Pull each line containing "icon" out of the data and copy it.

○ ○ ○ ○

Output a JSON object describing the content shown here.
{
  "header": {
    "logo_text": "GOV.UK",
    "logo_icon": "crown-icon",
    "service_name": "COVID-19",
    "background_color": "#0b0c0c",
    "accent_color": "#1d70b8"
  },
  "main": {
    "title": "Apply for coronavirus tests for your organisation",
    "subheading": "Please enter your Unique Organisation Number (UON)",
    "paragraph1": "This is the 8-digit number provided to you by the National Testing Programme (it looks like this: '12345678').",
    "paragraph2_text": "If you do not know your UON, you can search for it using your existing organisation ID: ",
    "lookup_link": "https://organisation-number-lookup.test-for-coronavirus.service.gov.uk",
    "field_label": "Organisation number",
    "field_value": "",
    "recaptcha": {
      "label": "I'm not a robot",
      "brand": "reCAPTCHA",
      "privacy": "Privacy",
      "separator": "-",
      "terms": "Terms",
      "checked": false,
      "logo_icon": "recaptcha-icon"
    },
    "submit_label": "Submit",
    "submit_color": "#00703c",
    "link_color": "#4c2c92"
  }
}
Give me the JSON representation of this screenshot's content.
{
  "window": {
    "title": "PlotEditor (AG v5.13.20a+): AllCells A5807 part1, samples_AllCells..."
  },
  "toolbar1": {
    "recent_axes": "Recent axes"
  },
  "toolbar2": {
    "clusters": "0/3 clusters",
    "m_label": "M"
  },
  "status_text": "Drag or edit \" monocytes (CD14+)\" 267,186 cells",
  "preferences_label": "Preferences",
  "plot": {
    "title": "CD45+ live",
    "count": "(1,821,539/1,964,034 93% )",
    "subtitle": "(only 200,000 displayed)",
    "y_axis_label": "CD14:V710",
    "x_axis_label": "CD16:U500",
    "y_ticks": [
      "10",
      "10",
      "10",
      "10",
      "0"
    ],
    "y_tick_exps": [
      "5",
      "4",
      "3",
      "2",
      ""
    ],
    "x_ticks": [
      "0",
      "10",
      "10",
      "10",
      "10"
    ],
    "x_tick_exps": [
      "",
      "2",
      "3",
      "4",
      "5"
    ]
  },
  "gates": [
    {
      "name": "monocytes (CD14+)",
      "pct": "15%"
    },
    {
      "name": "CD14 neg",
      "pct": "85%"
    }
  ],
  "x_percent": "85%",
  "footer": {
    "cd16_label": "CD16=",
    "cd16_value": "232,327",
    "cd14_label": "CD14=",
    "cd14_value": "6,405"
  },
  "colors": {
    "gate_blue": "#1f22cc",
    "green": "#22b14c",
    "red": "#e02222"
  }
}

○ ○ ○ ○

(Exercise solution)
    "logo_icon": "crown-icon",
      "logo_icon": "recaptcha-icon"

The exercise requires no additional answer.